Output all the entries word for word. Omit the pictures.

+++

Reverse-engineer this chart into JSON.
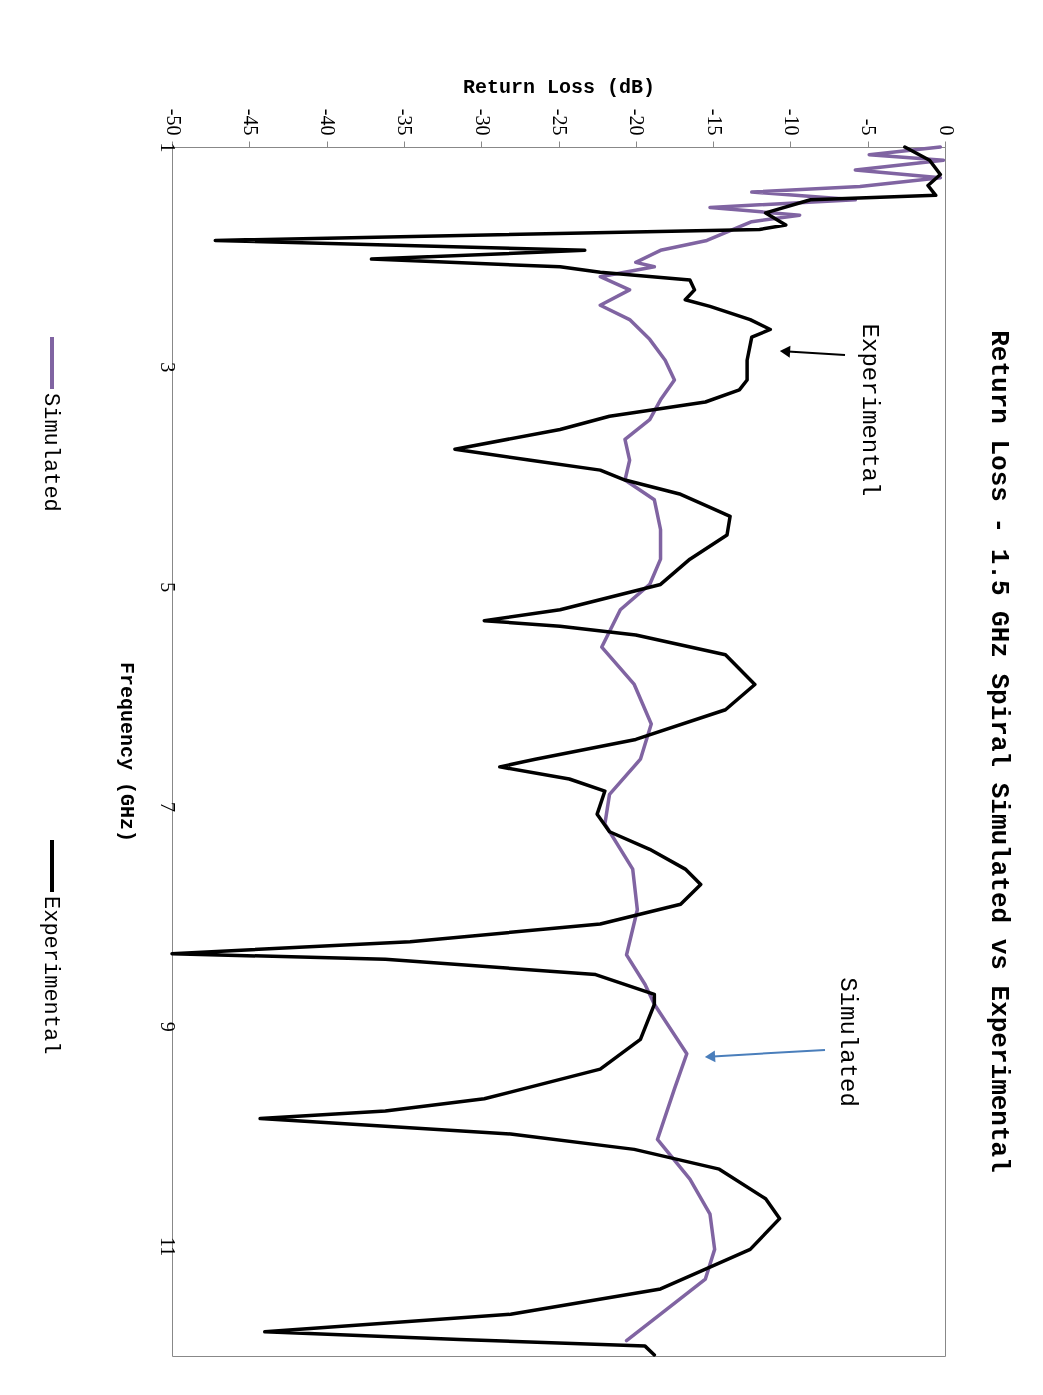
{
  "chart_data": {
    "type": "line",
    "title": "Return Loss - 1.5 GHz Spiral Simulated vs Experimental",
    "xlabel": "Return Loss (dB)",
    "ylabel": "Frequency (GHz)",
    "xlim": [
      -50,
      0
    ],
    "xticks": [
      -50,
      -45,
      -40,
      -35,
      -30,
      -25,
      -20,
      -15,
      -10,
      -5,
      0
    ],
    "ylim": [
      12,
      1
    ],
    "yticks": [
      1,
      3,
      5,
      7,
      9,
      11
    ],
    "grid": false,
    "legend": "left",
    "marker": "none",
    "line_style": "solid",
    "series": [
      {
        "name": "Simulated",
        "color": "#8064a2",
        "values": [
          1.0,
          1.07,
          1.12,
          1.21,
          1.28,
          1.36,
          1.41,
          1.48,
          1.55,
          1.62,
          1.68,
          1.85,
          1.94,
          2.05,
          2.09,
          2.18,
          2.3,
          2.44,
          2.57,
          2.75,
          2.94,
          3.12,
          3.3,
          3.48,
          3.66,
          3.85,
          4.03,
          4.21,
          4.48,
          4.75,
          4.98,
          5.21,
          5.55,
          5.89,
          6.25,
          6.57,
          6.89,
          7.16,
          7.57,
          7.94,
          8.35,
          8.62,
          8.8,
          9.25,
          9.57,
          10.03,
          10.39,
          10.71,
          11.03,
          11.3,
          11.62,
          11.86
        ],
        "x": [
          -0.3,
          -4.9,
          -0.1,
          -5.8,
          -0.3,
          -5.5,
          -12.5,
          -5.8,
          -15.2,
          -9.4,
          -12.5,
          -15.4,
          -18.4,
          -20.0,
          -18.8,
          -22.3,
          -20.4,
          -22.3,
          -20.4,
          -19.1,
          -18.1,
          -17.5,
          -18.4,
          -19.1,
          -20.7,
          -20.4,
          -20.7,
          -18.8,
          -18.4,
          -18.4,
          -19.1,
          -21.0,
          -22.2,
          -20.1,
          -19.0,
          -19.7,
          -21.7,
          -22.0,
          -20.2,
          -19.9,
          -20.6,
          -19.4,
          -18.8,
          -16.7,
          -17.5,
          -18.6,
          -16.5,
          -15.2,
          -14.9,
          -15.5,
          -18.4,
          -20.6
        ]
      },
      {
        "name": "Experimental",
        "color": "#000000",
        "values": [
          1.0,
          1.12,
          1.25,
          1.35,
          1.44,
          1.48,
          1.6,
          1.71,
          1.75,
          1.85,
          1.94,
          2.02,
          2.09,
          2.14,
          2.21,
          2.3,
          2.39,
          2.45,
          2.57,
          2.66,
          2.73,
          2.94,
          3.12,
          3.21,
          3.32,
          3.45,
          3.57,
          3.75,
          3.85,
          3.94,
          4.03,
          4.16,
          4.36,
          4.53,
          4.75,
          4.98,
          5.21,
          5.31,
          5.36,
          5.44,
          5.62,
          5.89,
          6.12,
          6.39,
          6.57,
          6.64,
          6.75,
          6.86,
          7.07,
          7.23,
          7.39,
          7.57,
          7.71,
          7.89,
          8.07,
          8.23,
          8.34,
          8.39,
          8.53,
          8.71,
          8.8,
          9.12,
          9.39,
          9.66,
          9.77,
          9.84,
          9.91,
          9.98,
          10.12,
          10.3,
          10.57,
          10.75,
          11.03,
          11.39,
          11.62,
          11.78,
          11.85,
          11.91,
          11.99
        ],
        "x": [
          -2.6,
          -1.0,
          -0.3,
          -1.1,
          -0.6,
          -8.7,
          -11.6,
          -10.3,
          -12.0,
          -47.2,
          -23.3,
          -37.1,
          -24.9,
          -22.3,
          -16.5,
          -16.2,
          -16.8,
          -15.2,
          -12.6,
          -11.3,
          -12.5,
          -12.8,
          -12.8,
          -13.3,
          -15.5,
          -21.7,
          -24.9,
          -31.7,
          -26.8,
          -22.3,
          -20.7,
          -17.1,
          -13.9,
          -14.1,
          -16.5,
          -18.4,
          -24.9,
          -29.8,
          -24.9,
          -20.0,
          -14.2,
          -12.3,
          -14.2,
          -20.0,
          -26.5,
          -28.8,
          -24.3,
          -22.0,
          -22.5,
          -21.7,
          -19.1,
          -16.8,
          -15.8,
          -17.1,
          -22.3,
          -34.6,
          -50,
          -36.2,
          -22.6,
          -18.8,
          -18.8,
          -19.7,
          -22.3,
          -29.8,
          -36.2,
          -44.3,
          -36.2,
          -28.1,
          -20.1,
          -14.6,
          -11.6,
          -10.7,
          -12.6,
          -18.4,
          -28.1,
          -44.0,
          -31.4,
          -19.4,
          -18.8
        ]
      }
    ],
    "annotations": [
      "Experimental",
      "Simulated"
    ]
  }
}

+++

— REPLY —
Reverse-engineer this chart into JSON.
{
  "chart_data": {
    "type": "line",
    "title": "Return Loss - 1.5 GHz Spiral Simulated vs Experimental",
    "xlabel": "Return Loss (dB)",
    "ylabel": "Frequency (GHz)",
    "xlim": [
      -50,
      0
    ],
    "xticks": [
      -50,
      -45,
      -40,
      -35,
      -30,
      -25,
      -20,
      -15,
      -10,
      -5,
      0
    ],
    "ylim": [
      12,
      1
    ],
    "yticks": [
      1,
      3,
      5,
      7,
      9,
      11
    ],
    "grid": false,
    "legend": "left",
    "marker": "none",
    "line_style": "solid",
    "series": [
      {
        "name": "Simulated",
        "color": "#8064a2",
        "values": [
          1.0,
          1.07,
          1.12,
          1.21,
          1.28,
          1.36,
          1.41,
          1.48,
          1.55,
          1.62,
          1.68,
          1.85,
          1.94,
          2.05,
          2.09,
          2.18,
          2.3,
          2.44,
          2.57,
          2.75,
          2.94,
          3.12,
          3.3,
          3.48,
          3.66,
          3.85,
          4.03,
          4.21,
          4.48,
          4.75,
          4.98,
          5.21,
          5.55,
          5.89,
          6.25,
          6.57,
          6.89,
          7.16,
          7.57,
          7.94,
          8.35,
          8.62,
          8.8,
          9.25,
          9.57,
          10.03,
          10.39,
          10.71,
          11.03,
          11.3,
          11.62,
          11.86
        ],
        "x": [
          -0.3,
          -4.9,
          -0.1,
          -5.8,
          -0.3,
          -5.5,
          -12.5,
          -5.8,
          -15.2,
          -9.4,
          -12.5,
          -15.4,
          -18.4,
          -20.0,
          -18.8,
          -22.3,
          -20.4,
          -22.3,
          -20.4,
          -19.1,
          -18.1,
          -17.5,
          -18.4,
          -19.1,
          -20.7,
          -20.4,
          -20.7,
          -18.8,
          -18.4,
          -18.4,
          -19.1,
          -21.0,
          -22.2,
          -20.1,
          -19.0,
          -19.7,
          -21.7,
          -22.0,
          -20.2,
          -19.9,
          -20.6,
          -19.4,
          -18.8,
          -16.7,
          -17.5,
          -18.6,
          -16.5,
          -15.2,
          -14.9,
          -15.5,
          -18.4,
          -20.6
        ]
      },
      {
        "name": "Experimental",
        "color": "#000000",
        "values": [
          1.0,
          1.12,
          1.25,
          1.35,
          1.44,
          1.48,
          1.6,
          1.71,
          1.75,
          1.85,
          1.94,
          2.02,
          2.09,
          2.14,
          2.21,
          2.3,
          2.39,
          2.45,
          2.57,
          2.66,
          2.73,
          2.94,
          3.12,
          3.21,
          3.32,
          3.45,
          3.57,
          3.75,
          3.85,
          3.94,
          4.03,
          4.16,
          4.36,
          4.53,
          4.75,
          4.98,
          5.21,
          5.31,
          5.36,
          5.44,
          5.62,
          5.89,
          6.12,
          6.39,
          6.57,
          6.64,
          6.75,
          6.86,
          7.07,
          7.23,
          7.39,
          7.57,
          7.71,
          7.89,
          8.07,
          8.23,
          8.34,
          8.39,
          8.53,
          8.71,
          8.8,
          9.12,
          9.39,
          9.66,
          9.77,
          9.84,
          9.91,
          9.98,
          10.12,
          10.3,
          10.57,
          10.75,
          11.03,
          11.39,
          11.62,
          11.78,
          11.85,
          11.91,
          11.99
        ],
        "x": [
          -2.6,
          -1.0,
          -0.3,
          -1.1,
          -0.6,
          -8.7,
          -11.6,
          -10.3,
          -12.0,
          -47.2,
          -23.3,
          -37.1,
          -24.9,
          -22.3,
          -16.5,
          -16.2,
          -16.8,
          -15.2,
          -12.6,
          -11.3,
          -12.5,
          -12.8,
          -12.8,
          -13.3,
          -15.5,
          -21.7,
          -24.9,
          -31.7,
          -26.8,
          -22.3,
          -20.7,
          -17.1,
          -13.9,
          -14.1,
          -16.5,
          -18.4,
          -24.9,
          -29.8,
          -24.9,
          -20.0,
          -14.2,
          -12.3,
          -14.2,
          -20.0,
          -26.5,
          -28.8,
          -24.3,
          -22.0,
          -22.5,
          -21.7,
          -19.1,
          -16.8,
          -15.8,
          -17.1,
          -22.3,
          -34.6,
          -50,
          -36.2,
          -22.6,
          -18.8,
          -18.8,
          -19.7,
          -22.3,
          -29.8,
          -36.2,
          -44.3,
          -36.2,
          -28.1,
          -20.1,
          -14.6,
          -11.6,
          -10.7,
          -12.6,
          -18.4,
          -28.1,
          -44.0,
          -31.4,
          -19.4,
          -18.8
        ]
      }
    ],
    "annotations": [
      "Experimental",
      "Simulated"
    ]
  }
}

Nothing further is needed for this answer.